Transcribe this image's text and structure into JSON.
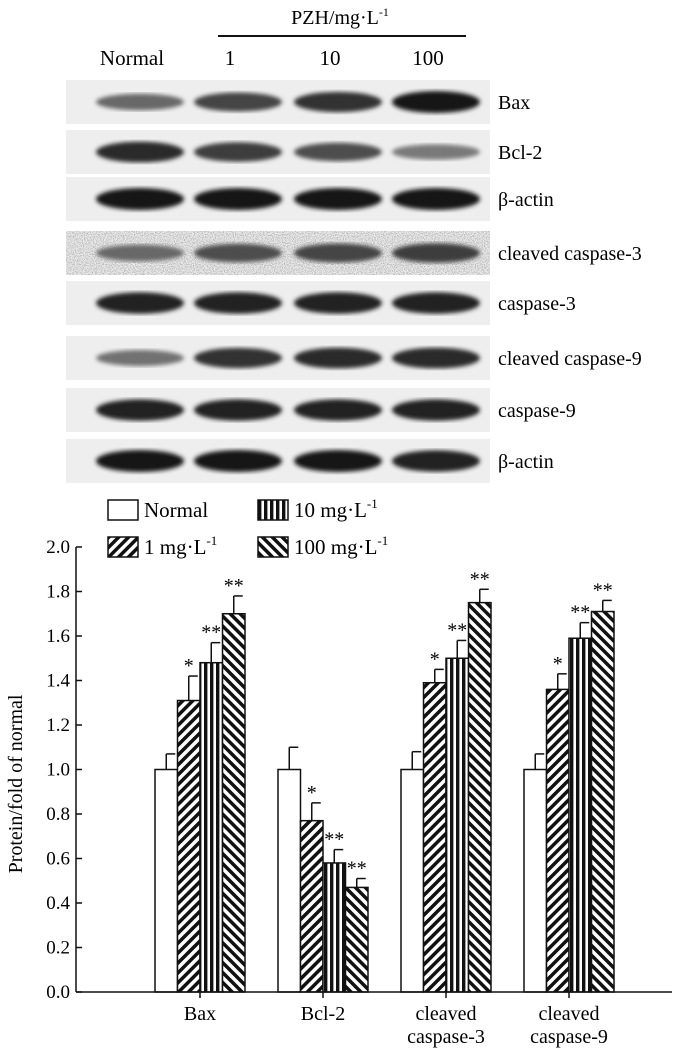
{
  "blot": {
    "header_label": "PZH/mg·L",
    "header_sup": "-1",
    "lanes": [
      "Normal",
      "1",
      "10",
      "100"
    ],
    "bands": [
      {
        "label": "Bax",
        "intensity": [
          0.55,
          0.75,
          0.85,
          1.0
        ],
        "noisy": false
      },
      {
        "label": "Bcl-2",
        "intensity": [
          0.9,
          0.8,
          0.7,
          0.45
        ],
        "noisy": false
      },
      {
        "label": "β-actin",
        "intensity": [
          1.0,
          1.0,
          1.0,
          1.0
        ],
        "noisy": false
      },
      {
        "label": "cleaved caspase-3",
        "intensity": [
          0.55,
          0.7,
          0.75,
          0.8
        ],
        "noisy": true
      },
      {
        "label": "caspase-3",
        "intensity": [
          0.95,
          0.95,
          0.95,
          0.95
        ],
        "noisy": false
      },
      {
        "label": "cleaved caspase-9",
        "intensity": [
          0.5,
          0.85,
          0.9,
          0.9
        ],
        "noisy": false
      },
      {
        "label": "caspase-9",
        "intensity": [
          0.95,
          0.95,
          0.95,
          0.95
        ],
        "noisy": false
      },
      {
        "label": "β-actin",
        "intensity": [
          1.0,
          1.0,
          1.0,
          0.95
        ],
        "noisy": false
      }
    ]
  },
  "chart_data": {
    "type": "bar",
    "ylabel": "Protein/fold of normal",
    "ylim": [
      0,
      2.0
    ],
    "yticks": [
      "0.0",
      "0.2",
      "0.4",
      "0.6",
      "0.8",
      "1.0",
      "1.2",
      "1.4",
      "1.6",
      "1.8",
      "2.0"
    ],
    "categories": [
      [
        "Bax"
      ],
      [
        "Bcl-2"
      ],
      [
        "cleaved",
        "caspase-3"
      ],
      [
        "cleaved",
        "caspase-9"
      ]
    ],
    "legend_position": "top-left",
    "series": [
      {
        "name": "Normal",
        "unit": "",
        "pattern": "white",
        "values": [
          1.0,
          1.0,
          1.0,
          1.0
        ],
        "errors": [
          0.07,
          0.1,
          0.08,
          0.07
        ],
        "sig": [
          "",
          "",
          "",
          ""
        ]
      },
      {
        "name": "1 mg·L",
        "unit": "-1",
        "pattern": "diag",
        "values": [
          1.31,
          0.77,
          1.39,
          1.36
        ],
        "errors": [
          0.11,
          0.08,
          0.06,
          0.07
        ],
        "sig": [
          "*",
          "*",
          "*",
          "*"
        ]
      },
      {
        "name": "10 mg·L",
        "unit": "-1",
        "pattern": "vert",
        "values": [
          1.48,
          0.58,
          1.5,
          1.59
        ],
        "errors": [
          0.09,
          0.06,
          0.08,
          0.07
        ],
        "sig": [
          "**",
          "**",
          "**",
          "**"
        ]
      },
      {
        "name": "100 mg·L",
        "unit": "-1",
        "pattern": "backdiag",
        "values": [
          1.7,
          0.47,
          1.75,
          1.71
        ],
        "errors": [
          0.08,
          0.04,
          0.06,
          0.05
        ],
        "sig": [
          "**",
          "**",
          "**",
          "**"
        ]
      }
    ]
  }
}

━━━━━━━━━━━━━━━━━━━━━━━━━━━━━━

- Problem description -
With the pictures omitted, reproduce the data above exactly.

- Solution to the problem -
Transcribe this image's text and structure into JSON.
{
  "blot": {
    "header_label": "PZH/mg·L",
    "header_sup": "-1",
    "lanes": [
      "Normal",
      "1",
      "10",
      "100"
    ],
    "bands": [
      {
        "label": "Bax",
        "intensity": [
          0.55,
          0.75,
          0.85,
          1.0
        ],
        "noisy": false
      },
      {
        "label": "Bcl-2",
        "intensity": [
          0.9,
          0.8,
          0.7,
          0.45
        ],
        "noisy": false
      },
      {
        "label": "β-actin",
        "intensity": [
          1.0,
          1.0,
          1.0,
          1.0
        ],
        "noisy": false
      },
      {
        "label": "cleaved caspase-3",
        "intensity": [
          0.55,
          0.7,
          0.75,
          0.8
        ],
        "noisy": true
      },
      {
        "label": "caspase-3",
        "intensity": [
          0.95,
          0.95,
          0.95,
          0.95
        ],
        "noisy": false
      },
      {
        "label": "cleaved caspase-9",
        "intensity": [
          0.5,
          0.85,
          0.9,
          0.9
        ],
        "noisy": false
      },
      {
        "label": "caspase-9",
        "intensity": [
          0.95,
          0.95,
          0.95,
          0.95
        ],
        "noisy": false
      },
      {
        "label": "β-actin",
        "intensity": [
          1.0,
          1.0,
          1.0,
          0.95
        ],
        "noisy": false
      }
    ]
  },
  "chart_data": {
    "type": "bar",
    "ylabel": "Protein/fold of normal",
    "ylim": [
      0,
      2.0
    ],
    "yticks": [
      "0.0",
      "0.2",
      "0.4",
      "0.6",
      "0.8",
      "1.0",
      "1.2",
      "1.4",
      "1.6",
      "1.8",
      "2.0"
    ],
    "categories": [
      [
        "Bax"
      ],
      [
        "Bcl-2"
      ],
      [
        "cleaved",
        "caspase-3"
      ],
      [
        "cleaved",
        "caspase-9"
      ]
    ],
    "legend_position": "top-left",
    "series": [
      {
        "name": "Normal",
        "unit": "",
        "pattern": "white",
        "values": [
          1.0,
          1.0,
          1.0,
          1.0
        ],
        "errors": [
          0.07,
          0.1,
          0.08,
          0.07
        ],
        "sig": [
          "",
          "",
          "",
          ""
        ]
      },
      {
        "name": "1 mg·L",
        "unit": "-1",
        "pattern": "diag",
        "values": [
          1.31,
          0.77,
          1.39,
          1.36
        ],
        "errors": [
          0.11,
          0.08,
          0.06,
          0.07
        ],
        "sig": [
          "*",
          "*",
          "*",
          "*"
        ]
      },
      {
        "name": "10 mg·L",
        "unit": "-1",
        "pattern": "vert",
        "values": [
          1.48,
          0.58,
          1.5,
          1.59
        ],
        "errors": [
          0.09,
          0.06,
          0.08,
          0.07
        ],
        "sig": [
          "**",
          "**",
          "**",
          "**"
        ]
      },
      {
        "name": "100 mg·L",
        "unit": "-1",
        "pattern": "backdiag",
        "values": [
          1.7,
          0.47,
          1.75,
          1.71
        ],
        "errors": [
          0.08,
          0.04,
          0.06,
          0.05
        ],
        "sig": [
          "**",
          "**",
          "**",
          "**"
        ]
      }
    ]
  }
}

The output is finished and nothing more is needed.